## WRITTEN INSTRUCTION
Transcribe each line of the material as it is, and drop any picture.

[Records from a collection]
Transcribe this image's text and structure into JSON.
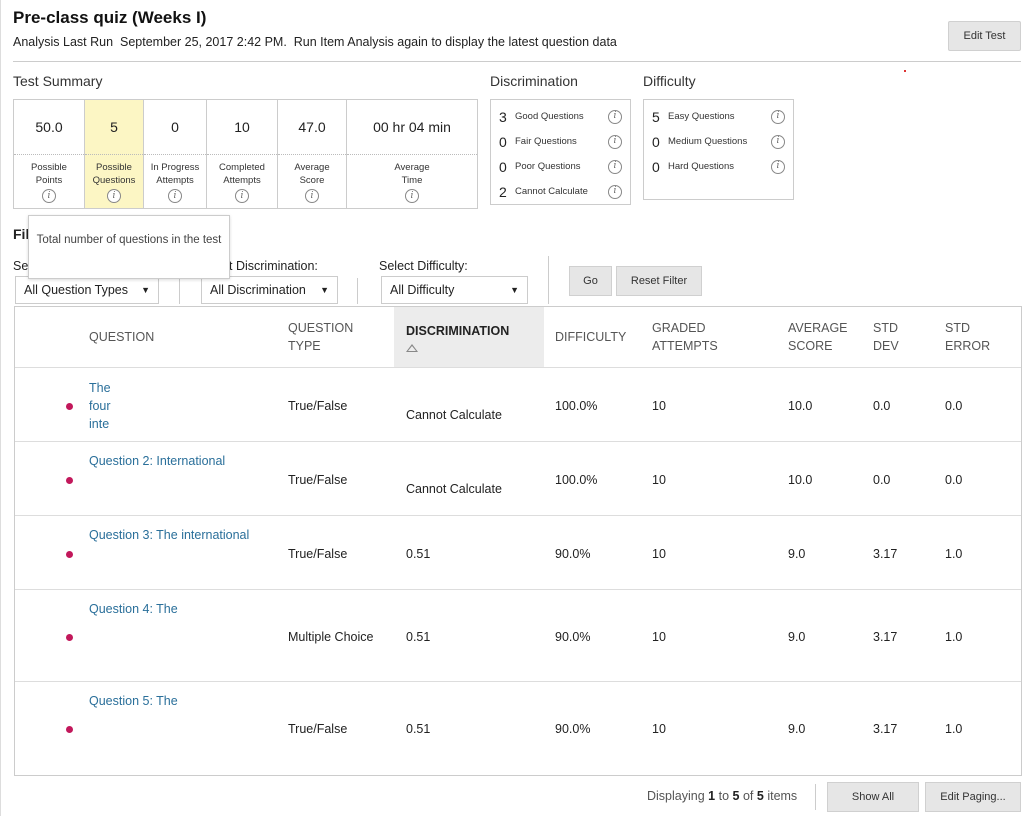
{
  "header": {
    "title": "Pre-class quiz (Weeks I)",
    "analysis_prefix": "Analysis Last Run",
    "analysis_date": "September 25, 2017 2:42 PM.",
    "analysis_suffix": "Run Item Analysis again to display the latest question data",
    "edit_test_label": "Edit Test"
  },
  "summary": {
    "label": "Test Summary",
    "items": [
      {
        "value": "50.0",
        "label1": "Possible",
        "label2": "Points"
      },
      {
        "value": "5",
        "label1": "Possible",
        "label2": "Questions"
      },
      {
        "value": "0",
        "label1": "In Progress",
        "label2": "Attempts"
      },
      {
        "value": "10",
        "label1": "Completed",
        "label2": "Attempts"
      },
      {
        "value": "47.0",
        "label1": "Average",
        "label2": "Score"
      },
      {
        "value": "00 hr 04 min",
        "label1": "Average",
        "label2": "Time"
      }
    ]
  },
  "discrimination": {
    "label": "Discrimination",
    "rows": [
      {
        "count": "3",
        "text": "Good Questions"
      },
      {
        "count": "0",
        "text": "Fair Questions"
      },
      {
        "count": "0",
        "text": "Poor Questions"
      },
      {
        "count": "2",
        "text": "Cannot Calculate"
      }
    ]
  },
  "difficulty": {
    "label": "Difficulty",
    "rows": [
      {
        "count": "5",
        "text": "Easy Questions"
      },
      {
        "count": "0",
        "text": "Medium Questions"
      },
      {
        "count": "0",
        "text": "Hard Questions"
      }
    ]
  },
  "tooltip": {
    "text": "Total number of questions in the test"
  },
  "filter": {
    "heading_partial": "Fil",
    "type_label_partial": "Se",
    "discrimination_label_partial": "t Discrimination:",
    "difficulty_label": "Select Difficulty:",
    "type_value": "All Question Types",
    "discrimination_value": "All Discrimination",
    "difficulty_value": "All Difficulty",
    "go_label": "Go",
    "reset_label": "Reset Filter"
  },
  "table": {
    "headers": {
      "question": "QUESTION",
      "type_1": "QUESTION",
      "type_2": "TYPE",
      "discrimination": "DISCRIMINATION",
      "difficulty": "DIFFICULTY",
      "graded_1": "GRADED",
      "graded_2": "ATTEMPTS",
      "avg_1": "AVERAGE",
      "avg_2": "SCORE",
      "std_dev_1": "STD",
      "std_dev_2": "DEV",
      "std_err_1": "STD",
      "std_err_2": "ERROR"
    },
    "rows": [
      {
        "q_lines": [
          "The",
          "four",
          "inte"
        ],
        "type": "True/False",
        "discrimination": "Cannot Calculate",
        "difficulty": "100.0%",
        "graded": "10",
        "avg": "10.0",
        "std_dev": "0.0",
        "std_err": "0.0"
      },
      {
        "q_lines": [
          "Question 2: International"
        ],
        "type": "True/False",
        "discrimination": "Cannot Calculate",
        "difficulty": "100.0%",
        "graded": "10",
        "avg": "10.0",
        "std_dev": "0.0",
        "std_err": "0.0"
      },
      {
        "q_lines": [
          "Question 3: The international"
        ],
        "type": "True/False",
        "discrimination": "0.51",
        "difficulty": "90.0%",
        "graded": "10",
        "avg": "9.0",
        "std_dev": "3.17",
        "std_err": "1.0"
      },
      {
        "q_lines": [
          "Question 4: The"
        ],
        "type": "Multiple Choice",
        "discrimination": "0.51",
        "difficulty": "90.0%",
        "graded": "10",
        "avg": "9.0",
        "std_dev": "3.17",
        "std_err": "1.0"
      },
      {
        "q_lines": [
          "Question 5: The"
        ],
        "type": "True/False",
        "discrimination": "0.51",
        "difficulty": "90.0%",
        "graded": "10",
        "avg": "9.0",
        "std_dev": "3.17",
        "std_err": "1.0"
      }
    ]
  },
  "paging": {
    "displaying": "Displaying",
    "from": "1",
    "to_word": "to",
    "to": "5",
    "of_word": "of",
    "total": "5",
    "items_word": "items",
    "show_all_label": "Show All",
    "edit_paging_label": "Edit Paging..."
  }
}
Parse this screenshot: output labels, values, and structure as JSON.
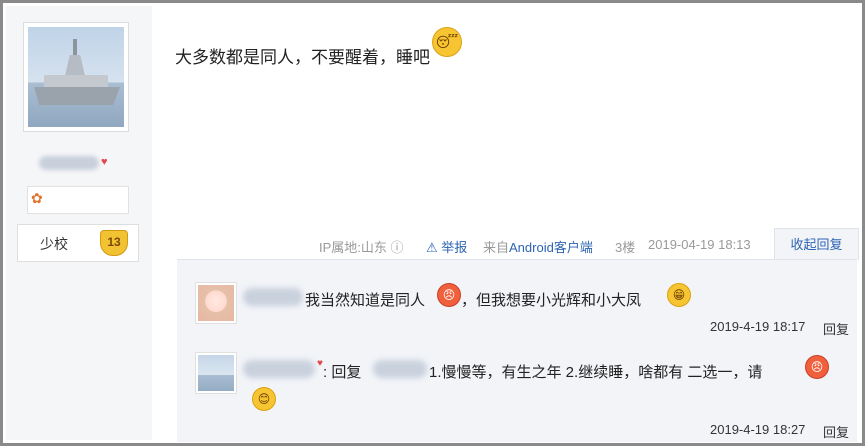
{
  "post": {
    "text": "大多数都是同人，不要醒着，睡吧",
    "ip_label": "IP属地:山东",
    "report_label": "举报",
    "client_prefix": "来自",
    "client_name": "Android客户端",
    "floor": "3楼",
    "timestamp": "2019-04-19 18:13",
    "collapse_label": "收起回复"
  },
  "user": {
    "rank_label": "少校",
    "level": "13"
  },
  "replies": [
    {
      "text_a": "我当然知道是同人",
      "text_b": "，但我想要小光辉和小大凤",
      "time": "2019-4-19 18:17",
      "reply_label": "回复"
    },
    {
      "reply_prefix": ": 回复",
      "text": "1.慢慢等，有生之年 2.继续睡，啥都有 二选一，请",
      "time": "2019-4-19 18:27",
      "reply_label": "回复"
    }
  ],
  "icons": {
    "sleep_emoji": "sleeping-face-icon",
    "help": "question-circle-icon",
    "warning": "warning-triangle-icon"
  },
  "colors": {
    "link": "#2d64b3",
    "sidebar_bg": "#f5f6f8",
    "reply_bg": "#f2f4f8"
  }
}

## ANSWER TO THIS EXERCISE
Transcribe this image's text and structure into JSON.
{
  "header": {
    "title": "Pre-class quiz (Weeks I)",
    "analysis_prefix": "Analysis Last Run",
    "analysis_date": "September 25, 2017 2:42 PM.",
    "analysis_suffix": "Run Item Analysis again to display the latest question data",
    "edit_test_label": "Edit Test"
  },
  "summary": {
    "label": "Test Summary",
    "items": [
      {
        "value": "50.0",
        "label1": "Possible",
        "label2": "Points"
      },
      {
        "value": "5",
        "label1": "Possible",
        "label2": "Questions"
      },
      {
        "value": "0",
        "label1": "In Progress",
        "label2": "Attempts"
      },
      {
        "value": "10",
        "label1": "Completed",
        "label2": "Attempts"
      },
      {
        "value": "47.0",
        "label1": "Average",
        "label2": "Score"
      },
      {
        "value": "00 hr 04 min",
        "label1": "Average",
        "label2": "Time"
      }
    ]
  },
  "discrimination": {
    "label": "Discrimination",
    "rows": [
      {
        "count": "3",
        "text": "Good Questions"
      },
      {
        "count": "0",
        "text": "Fair Questions"
      },
      {
        "count": "0",
        "text": "Poor Questions"
      },
      {
        "count": "2",
        "text": "Cannot Calculate"
      }
    ]
  },
  "difficulty": {
    "label": "Difficulty",
    "rows": [
      {
        "count": "5",
        "text": "Easy Questions"
      },
      {
        "count": "0",
        "text": "Medium Questions"
      },
      {
        "count": "0",
        "text": "Hard Questions"
      }
    ]
  },
  "tooltip": {
    "text": "Total number of questions in the test"
  },
  "filter": {
    "heading_partial": "Fil",
    "type_label_partial": "Se",
    "discrimination_label_partial": "t Discrimination:",
    "difficulty_label": "Select Difficulty:",
    "type_value": "All Question Types",
    "discrimination_value": "All Discrimination",
    "difficulty_value": "All Difficulty",
    "go_label": "Go",
    "reset_label": "Reset Filter"
  },
  "table": {
    "headers": {
      "question": "QUESTION",
      "type_1": "QUESTION",
      "type_2": "TYPE",
      "discrimination": "DISCRIMINATION",
      "difficulty": "DIFFICULTY",
      "graded_1": "GRADED",
      "graded_2": "ATTEMPTS",
      "avg_1": "AVERAGE",
      "avg_2": "SCORE",
      "std_dev_1": "STD",
      "std_dev_2": "DEV",
      "std_err_1": "STD",
      "std_err_2": "ERROR"
    },
    "rows": [
      {
        "q_lines": [
          "The",
          "four",
          "inte"
        ],
        "type": "True/False",
        "discrimination": "Cannot Calculate",
        "difficulty": "100.0%",
        "graded": "10",
        "avg": "10.0",
        "std_dev": "0.0",
        "std_err": "0.0"
      },
      {
        "q_lines": [
          "Question 2: International"
        ],
        "type": "True/False",
        "discrimination": "Cannot Calculate",
        "difficulty": "100.0%",
        "graded": "10",
        "avg": "10.0",
        "std_dev": "0.0",
        "std_err": "0.0"
      },
      {
        "q_lines": [
          "Question 3: The international"
        ],
        "type": "True/False",
        "discrimination": "0.51",
        "difficulty": "90.0%",
        "graded": "10",
        "avg": "9.0",
        "std_dev": "3.17",
        "std_err": "1.0"
      },
      {
        "q_lines": [
          "Question 4: The"
        ],
        "type": "Multiple Choice",
        "discrimination": "0.51",
        "difficulty": "90.0%",
        "graded": "10",
        "avg": "9.0",
        "std_dev": "3.17",
        "std_err": "1.0"
      },
      {
        "q_lines": [
          "Question 5: The"
        ],
        "type": "True/False",
        "discrimination": "0.51",
        "difficulty": "90.0%",
        "graded": "10",
        "avg": "9.0",
        "std_dev": "3.17",
        "std_err": "1.0"
      }
    ]
  },
  "paging": {
    "displaying": "Displaying",
    "from": "1",
    "to_word": "to",
    "to": "5",
    "of_word": "of",
    "total": "5",
    "items_word": "items",
    "show_all_label": "Show All",
    "edit_paging_label": "Edit Paging..."
  }
}
Parse this screenshot: output labels, values, and structure as JSON.
{
  "post": {
    "text": "大多数都是同人，不要醒着，睡吧",
    "ip_label": "IP属地:山东",
    "report_label": "举报",
    "client_prefix": "来自",
    "client_name": "Android客户端",
    "floor": "3楼",
    "timestamp": "2019-04-19 18:13",
    "collapse_label": "收起回复"
  },
  "user": {
    "rank_label": "少校",
    "level": "13"
  },
  "replies": [
    {
      "text_a": "我当然知道是同人",
      "text_b": "，但我想要小光辉和小大凤",
      "time": "2019-4-19 18:17",
      "reply_label": "回复"
    },
    {
      "reply_prefix": ": 回复",
      "text": "1.慢慢等，有生之年 2.继续睡，啥都有 二选一，请",
      "time": "2019-4-19 18:27",
      "reply_label": "回复"
    }
  ],
  "icons": {
    "sleep_emoji": "sleeping-face-icon",
    "help": "question-circle-icon",
    "warning": "warning-triangle-icon"
  },
  "colors": {
    "link": "#2d64b3",
    "sidebar_bg": "#f5f6f8",
    "reply_bg": "#f2f4f8"
  }
}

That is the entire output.